AIM :: Write out every entry exactly as it stands.

(Data extracted from a collection)
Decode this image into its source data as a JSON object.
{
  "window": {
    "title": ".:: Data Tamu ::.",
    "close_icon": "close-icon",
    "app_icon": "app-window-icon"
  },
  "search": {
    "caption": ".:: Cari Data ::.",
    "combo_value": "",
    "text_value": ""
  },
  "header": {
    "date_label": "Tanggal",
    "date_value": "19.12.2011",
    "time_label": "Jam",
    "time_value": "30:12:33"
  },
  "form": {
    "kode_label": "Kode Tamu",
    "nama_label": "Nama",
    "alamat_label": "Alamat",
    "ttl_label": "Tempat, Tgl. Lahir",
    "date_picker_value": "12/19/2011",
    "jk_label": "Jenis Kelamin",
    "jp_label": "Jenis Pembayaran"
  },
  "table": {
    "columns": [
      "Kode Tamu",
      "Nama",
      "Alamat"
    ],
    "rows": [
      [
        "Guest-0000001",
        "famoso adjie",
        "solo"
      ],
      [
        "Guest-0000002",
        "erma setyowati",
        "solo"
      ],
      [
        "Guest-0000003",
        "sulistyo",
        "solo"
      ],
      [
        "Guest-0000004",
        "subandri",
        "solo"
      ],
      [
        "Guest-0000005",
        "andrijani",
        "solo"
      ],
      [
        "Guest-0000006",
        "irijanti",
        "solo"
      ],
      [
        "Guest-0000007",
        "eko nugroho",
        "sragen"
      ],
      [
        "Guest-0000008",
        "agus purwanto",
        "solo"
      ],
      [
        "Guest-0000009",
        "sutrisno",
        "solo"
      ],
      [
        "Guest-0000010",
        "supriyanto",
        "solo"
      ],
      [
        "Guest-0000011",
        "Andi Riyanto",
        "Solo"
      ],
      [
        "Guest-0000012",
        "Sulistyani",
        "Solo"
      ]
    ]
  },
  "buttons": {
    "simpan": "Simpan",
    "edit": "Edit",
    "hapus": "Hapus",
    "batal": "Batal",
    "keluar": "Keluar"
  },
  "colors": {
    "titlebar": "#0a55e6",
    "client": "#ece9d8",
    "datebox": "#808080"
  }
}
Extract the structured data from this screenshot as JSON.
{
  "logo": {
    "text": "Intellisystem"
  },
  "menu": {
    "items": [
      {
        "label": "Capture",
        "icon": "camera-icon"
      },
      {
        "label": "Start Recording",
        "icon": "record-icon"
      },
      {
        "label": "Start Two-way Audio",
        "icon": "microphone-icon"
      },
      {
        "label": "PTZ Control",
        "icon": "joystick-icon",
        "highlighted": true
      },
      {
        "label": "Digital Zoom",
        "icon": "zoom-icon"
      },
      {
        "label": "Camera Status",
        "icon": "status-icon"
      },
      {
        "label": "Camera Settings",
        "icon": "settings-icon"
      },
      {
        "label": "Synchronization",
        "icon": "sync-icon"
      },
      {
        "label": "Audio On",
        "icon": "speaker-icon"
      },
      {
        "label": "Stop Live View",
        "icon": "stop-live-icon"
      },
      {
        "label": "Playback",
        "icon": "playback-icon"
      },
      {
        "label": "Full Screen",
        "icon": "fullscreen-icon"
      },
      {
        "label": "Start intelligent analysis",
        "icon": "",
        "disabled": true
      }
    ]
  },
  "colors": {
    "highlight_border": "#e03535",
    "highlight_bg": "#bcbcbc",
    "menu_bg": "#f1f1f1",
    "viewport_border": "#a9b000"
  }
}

REPLY ::
Decode this image into its source data as a JSON object.
{
  "window": {
    "title": ".:: Data Tamu ::.",
    "close_icon": "close-icon",
    "app_icon": "app-window-icon"
  },
  "search": {
    "caption": ".:: Cari Data ::.",
    "combo_value": "",
    "text_value": ""
  },
  "header": {
    "date_label": "Tanggal",
    "date_value": "19.12.2011",
    "time_label": "Jam",
    "time_value": "30:12:33"
  },
  "form": {
    "kode_label": "Kode Tamu",
    "nama_label": "Nama",
    "alamat_label": "Alamat",
    "ttl_label": "Tempat, Tgl. Lahir",
    "date_picker_value": "12/19/2011",
    "jk_label": "Jenis Kelamin",
    "jp_label": "Jenis Pembayaran"
  },
  "table": {
    "columns": [
      "Kode Tamu",
      "Nama",
      "Alamat"
    ],
    "rows": [
      [
        "Guest-0000001",
        "famoso adjie",
        "solo"
      ],
      [
        "Guest-0000002",
        "erma setyowati",
        "solo"
      ],
      [
        "Guest-0000003",
        "sulistyo",
        "solo"
      ],
      [
        "Guest-0000004",
        "subandri",
        "solo"
      ],
      [
        "Guest-0000005",
        "andrijani",
        "solo"
      ],
      [
        "Guest-0000006",
        "irijanti",
        "solo"
      ],
      [
        "Guest-0000007",
        "eko nugroho",
        "sragen"
      ],
      [
        "Guest-0000008",
        "agus purwanto",
        "solo"
      ],
      [
        "Guest-0000009",
        "sutrisno",
        "solo"
      ],
      [
        "Guest-0000010",
        "supriyanto",
        "solo"
      ],
      [
        "Guest-0000011",
        "Andi Riyanto",
        "Solo"
      ],
      [
        "Guest-0000012",
        "Sulistyani",
        "Solo"
      ]
    ]
  },
  "buttons": {
    "simpan": "Simpan",
    "edit": "Edit",
    "hapus": "Hapus",
    "batal": "Batal",
    "keluar": "Keluar"
  },
  "colors": {
    "titlebar": "#0a55e6",
    "client": "#ece9d8",
    "datebox": "#808080"
  }
}
Extract the structured data from this screenshot as JSON.
{
  "logo": {
    "text": "Intellisystem"
  },
  "menu": {
    "items": [
      {
        "label": "Capture",
        "icon": "camera-icon"
      },
      {
        "label": "Start Recording",
        "icon": "record-icon"
      },
      {
        "label": "Start Two-way Audio",
        "icon": "microphone-icon"
      },
      {
        "label": "PTZ Control",
        "icon": "joystick-icon",
        "highlighted": true
      },
      {
        "label": "Digital Zoom",
        "icon": "zoom-icon"
      },
      {
        "label": "Camera Status",
        "icon": "status-icon"
      },
      {
        "label": "Camera Settings",
        "icon": "settings-icon"
      },
      {
        "label": "Synchronization",
        "icon": "sync-icon"
      },
      {
        "label": "Audio On",
        "icon": "speaker-icon"
      },
      {
        "label": "Stop Live View",
        "icon": "stop-live-icon"
      },
      {
        "label": "Playback",
        "icon": "playback-icon"
      },
      {
        "label": "Full Screen",
        "icon": "fullscreen-icon"
      },
      {
        "label": "Start intelligent analysis",
        "icon": "",
        "disabled": true
      }
    ]
  },
  "colors": {
    "highlight_border": "#e03535",
    "highlight_bg": "#bcbcbc",
    "menu_bg": "#f1f1f1",
    "viewport_border": "#a9b000"
  }
}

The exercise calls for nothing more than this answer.